## BEGIN Data listing
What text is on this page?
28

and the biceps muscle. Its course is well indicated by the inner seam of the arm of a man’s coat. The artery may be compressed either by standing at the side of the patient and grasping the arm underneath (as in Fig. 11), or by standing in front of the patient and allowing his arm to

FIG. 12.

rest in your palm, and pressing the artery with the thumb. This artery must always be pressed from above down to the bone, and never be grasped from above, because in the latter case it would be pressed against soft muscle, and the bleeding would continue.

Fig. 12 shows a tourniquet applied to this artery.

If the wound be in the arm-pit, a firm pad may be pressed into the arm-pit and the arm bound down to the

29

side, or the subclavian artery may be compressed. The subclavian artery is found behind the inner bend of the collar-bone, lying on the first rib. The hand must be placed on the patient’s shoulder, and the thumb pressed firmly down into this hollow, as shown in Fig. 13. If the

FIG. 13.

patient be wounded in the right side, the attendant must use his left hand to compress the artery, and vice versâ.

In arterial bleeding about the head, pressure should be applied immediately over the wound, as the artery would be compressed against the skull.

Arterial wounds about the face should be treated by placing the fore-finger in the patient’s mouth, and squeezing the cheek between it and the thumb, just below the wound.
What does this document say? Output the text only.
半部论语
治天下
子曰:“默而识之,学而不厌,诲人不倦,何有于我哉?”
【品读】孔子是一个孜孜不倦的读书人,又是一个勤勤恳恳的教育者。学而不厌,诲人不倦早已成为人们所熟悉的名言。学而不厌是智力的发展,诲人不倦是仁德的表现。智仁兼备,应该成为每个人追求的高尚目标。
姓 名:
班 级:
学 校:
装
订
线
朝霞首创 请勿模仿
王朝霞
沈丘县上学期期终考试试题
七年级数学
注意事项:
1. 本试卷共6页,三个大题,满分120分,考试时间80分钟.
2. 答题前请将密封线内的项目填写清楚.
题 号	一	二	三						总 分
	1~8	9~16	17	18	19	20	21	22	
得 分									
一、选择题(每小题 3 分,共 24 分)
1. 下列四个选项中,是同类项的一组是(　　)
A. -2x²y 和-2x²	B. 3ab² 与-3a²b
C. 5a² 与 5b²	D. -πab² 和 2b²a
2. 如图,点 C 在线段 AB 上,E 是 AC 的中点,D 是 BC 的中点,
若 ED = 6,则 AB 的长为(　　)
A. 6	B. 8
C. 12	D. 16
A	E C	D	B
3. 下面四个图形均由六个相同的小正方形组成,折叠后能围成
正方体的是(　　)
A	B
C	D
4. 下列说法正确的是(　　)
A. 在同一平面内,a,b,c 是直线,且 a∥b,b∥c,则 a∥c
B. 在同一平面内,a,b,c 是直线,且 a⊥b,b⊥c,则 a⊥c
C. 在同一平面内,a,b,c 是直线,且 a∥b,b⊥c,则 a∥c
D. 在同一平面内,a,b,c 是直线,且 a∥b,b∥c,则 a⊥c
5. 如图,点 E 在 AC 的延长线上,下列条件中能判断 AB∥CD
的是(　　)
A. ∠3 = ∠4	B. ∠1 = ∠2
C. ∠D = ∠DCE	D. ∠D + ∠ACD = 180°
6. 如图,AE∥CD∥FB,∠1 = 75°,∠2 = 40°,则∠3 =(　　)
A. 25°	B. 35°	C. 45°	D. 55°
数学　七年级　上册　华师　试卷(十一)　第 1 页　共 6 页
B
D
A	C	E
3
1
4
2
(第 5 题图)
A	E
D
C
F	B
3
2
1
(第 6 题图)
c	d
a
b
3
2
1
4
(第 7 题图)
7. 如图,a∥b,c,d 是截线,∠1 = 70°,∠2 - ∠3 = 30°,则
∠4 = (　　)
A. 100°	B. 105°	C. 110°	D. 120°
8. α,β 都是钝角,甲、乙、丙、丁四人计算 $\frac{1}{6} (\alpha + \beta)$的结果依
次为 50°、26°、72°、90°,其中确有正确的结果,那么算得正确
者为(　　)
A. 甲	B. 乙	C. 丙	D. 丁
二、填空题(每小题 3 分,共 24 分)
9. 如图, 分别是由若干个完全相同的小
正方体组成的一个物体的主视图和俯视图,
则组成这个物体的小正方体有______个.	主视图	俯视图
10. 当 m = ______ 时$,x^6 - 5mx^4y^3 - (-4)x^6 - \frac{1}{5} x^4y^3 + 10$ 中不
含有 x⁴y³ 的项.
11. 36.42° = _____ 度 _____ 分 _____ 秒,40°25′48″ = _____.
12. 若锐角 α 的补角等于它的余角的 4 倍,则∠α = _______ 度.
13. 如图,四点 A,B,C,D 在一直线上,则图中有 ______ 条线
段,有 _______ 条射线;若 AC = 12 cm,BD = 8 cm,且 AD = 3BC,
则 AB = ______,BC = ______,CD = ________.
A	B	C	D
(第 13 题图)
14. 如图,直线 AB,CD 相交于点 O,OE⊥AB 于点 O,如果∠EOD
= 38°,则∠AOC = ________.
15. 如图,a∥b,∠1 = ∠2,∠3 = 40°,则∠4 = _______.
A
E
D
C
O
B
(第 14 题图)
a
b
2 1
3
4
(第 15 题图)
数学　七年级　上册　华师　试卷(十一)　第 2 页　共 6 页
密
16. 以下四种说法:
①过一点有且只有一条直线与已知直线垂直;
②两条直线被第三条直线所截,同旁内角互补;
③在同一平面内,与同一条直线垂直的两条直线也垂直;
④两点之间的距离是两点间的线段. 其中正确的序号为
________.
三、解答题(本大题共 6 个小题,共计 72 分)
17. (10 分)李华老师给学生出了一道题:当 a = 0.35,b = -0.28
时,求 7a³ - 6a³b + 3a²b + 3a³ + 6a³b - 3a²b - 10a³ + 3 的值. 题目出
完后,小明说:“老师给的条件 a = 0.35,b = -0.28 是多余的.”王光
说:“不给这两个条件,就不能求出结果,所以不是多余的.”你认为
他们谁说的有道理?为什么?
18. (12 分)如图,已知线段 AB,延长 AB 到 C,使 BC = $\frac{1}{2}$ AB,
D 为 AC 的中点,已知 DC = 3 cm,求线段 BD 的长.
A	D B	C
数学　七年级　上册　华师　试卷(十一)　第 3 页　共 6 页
## END Data listing
■ Exercise description
Set down all of the records shown above once more, exactly.

■ Complete answer
What text is on this page?
28

and the biceps muscle. Its course is well indicated by the inner seam of the arm of a man’s coat. The artery may be compressed either by standing at the side of the patient and grasping the arm underneath (as in Fig. 11), or by standing in front of the patient and allowing his arm to

FIG. 12.

rest in your palm, and pressing the artery with the thumb. This artery must always be pressed from above down to the bone, and never be grasped from above, because in the latter case it would be pressed against soft muscle, and the bleeding would continue.

Fig. 12 shows a tourniquet applied to this artery.

If the wound be in the arm-pit, a firm pad may be pressed into the arm-pit and the arm bound down to the

29

side, or the subclavian artery may be compressed. The subclavian artery is found behind the inner bend of the collar-bone, lying on the first rib. The hand must be placed on the patient’s shoulder, and the thumb pressed firmly down into this hollow, as shown in Fig. 13. If the

FIG. 13.

patient be wounded in the right side, the attendant must use his left hand to compress the artery, and vice versâ.

In arterial bleeding about the head, pressure should be applied immediately over the wound, as the artery would be compressed against the skull.

Arterial wounds about the face should be treated by placing the fore-finger in the patient’s mouth, and squeezing the cheek between it and the thumb, just below the wound.
What does this document say? Output the text only.
半部论语
治天下
子曰:“默而识之,学而不厌,诲人不倦,何有于我哉?”
【品读】孔子是一个孜孜不倦的读书人,又是一个勤勤恳恳的教育者。学而不厌,诲人不倦早已成为人们所熟悉的名言。学而不厌是智力的发展,诲人不倦是仁德的表现。智仁兼备,应该成为每个人追求的高尚目标。
姓 名:
班 级:
学 校:
装
订
线
朝霞首创 请勿模仿
王朝霞
沈丘县上学期期终考试试题
七年级数学
注意事项:
1. 本试卷共6页,三个大题,满分120分,考试时间80分钟.
2. 答题前请将密封线内的项目填写清楚.
题 号	一	二	三						总 分
	1~8	9~16	17	18	19	20	21	22	
得 分									
一、选择题(每小题 3 分,共 24 分)
1. 下列四个选项中,是同类项的一组是(　　)
A. -2x²y 和-2x²	B. 3ab² 与-3a²b
C. 5a² 与 5b²	D. -πab² 和 2b²a
2. 如图,点 C 在线段 AB 上,E 是 AC 的中点,D 是 BC 的中点,
若 ED = 6,则 AB 的长为(　　)
A. 6	B. 8
C. 12	D. 16
A	E C	D	B
3. 下面四个图形均由六个相同的小正方形组成,折叠后能围成
正方体的是(　　)
A	B
C	D
4. 下列说法正确的是(　　)
A. 在同一平面内,a,b,c 是直线,且 a∥b,b∥c,则 a∥c
B. 在同一平面内,a,b,c 是直线,且 a⊥b,b⊥c,则 a⊥c
C. 在同一平面内,a,b,c 是直线,且 a∥b,b⊥c,则 a∥c
D. 在同一平面内,a,b,c 是直线,且 a∥b,b∥c,则 a⊥c
5. 如图,点 E 在 AC 的延长线上,下列条件中能判断 AB∥CD
的是(　　)
A. ∠3 = ∠4	B. ∠1 = ∠2
C. ∠D = ∠DCE	D. ∠D + ∠ACD = 180°
6. 如图,AE∥CD∥FB,∠1 = 75°,∠2 = 40°,则∠3 =(　　)
A. 25°	B. 35°	C. 45°	D. 55°
数学　七年级　上册　华师　试卷(十一)　第 1 页　共 6 页
B
D
A	C	E
3
1
4
2
(第 5 题图)
A	E
D
C
F	B
3
2
1
(第 6 题图)
c	d
a
b
3
2
1
4
(第 7 题图)
7. 如图,a∥b,c,d 是截线,∠1 = 70°,∠2 - ∠3 = 30°,则
∠4 = (　　)
A. 100°	B. 105°	C. 110°	D. 120°
8. α,β 都是钝角,甲、乙、丙、丁四人计算 $\frac{1}{6} (\alpha + \beta)$的结果依
次为 50°、26°、72°、90°,其中确有正确的结果,那么算得正确
者为(　　)
A. 甲	B. 乙	C. 丙	D. 丁
二、填空题(每小题 3 分,共 24 分)
9. 如图, 分别是由若干个完全相同的小
正方体组成的一个物体的主视图和俯视图,
则组成这个物体的小正方体有______个.	主视图	俯视图
10. 当 m = ______ 时$,x^6 - 5mx^4y^3 - (-4)x^6 - \frac{1}{5} x^4y^3 + 10$ 中不
含有 x⁴y³ 的项.
11. 36.42° = _____ 度 _____ 分 _____ 秒,40°25′48″ = _____.
12. 若锐角 α 的补角等于它的余角的 4 倍,则∠α = _______ 度.
13. 如图,四点 A,B,C,D 在一直线上,则图中有 ______ 条线
段,有 _______ 条射线;若 AC = 12 cm,BD = 8 cm,且 AD = 3BC,
则 AB = ______,BC = ______,CD = ________.
A	B	C	D
(第 13 题图)
14. 如图,直线 AB,CD 相交于点 O,OE⊥AB 于点 O,如果∠EOD
= 38°,则∠AOC = ________.
15. 如图,a∥b,∠1 = ∠2,∠3 = 40°,则∠4 = _______.
A
E
D
C
O
B
(第 14 题图)
a
b
2 1
3
4
(第 15 题图)
数学　七年级　上册　华师　试卷(十一)　第 2 页　共 6 页
密
16. 以下四种说法:
①过一点有且只有一条直线与已知直线垂直;
②两条直线被第三条直线所截,同旁内角互补;
③在同一平面内,与同一条直线垂直的两条直线也垂直;
④两点之间的距离是两点间的线段. 其中正确的序号为
________.
三、解答题(本大题共 6 个小题,共计 72 分)
17. (10 分)李华老师给学生出了一道题:当 a = 0.35,b = -0.28
时,求 7a³ - 6a³b + 3a²b + 3a³ + 6a³b - 3a²b - 10a³ + 3 的值. 题目出
完后,小明说:“老师给的条件 a = 0.35,b = -0.28 是多余的.”王光
说:“不给这两个条件,就不能求出结果,所以不是多余的.”你认为
他们谁说的有道理?为什么?
18. (12 分)如图,已知线段 AB,延长 AB 到 C,使 BC = $\frac{1}{2}$ AB,
D 为 AC 的中点,已知 DC = 3 cm,求线段 BD 的长.
A	D B	C
数学　七年级　上册　华师　试卷(十一)　第 3 页　共 6 页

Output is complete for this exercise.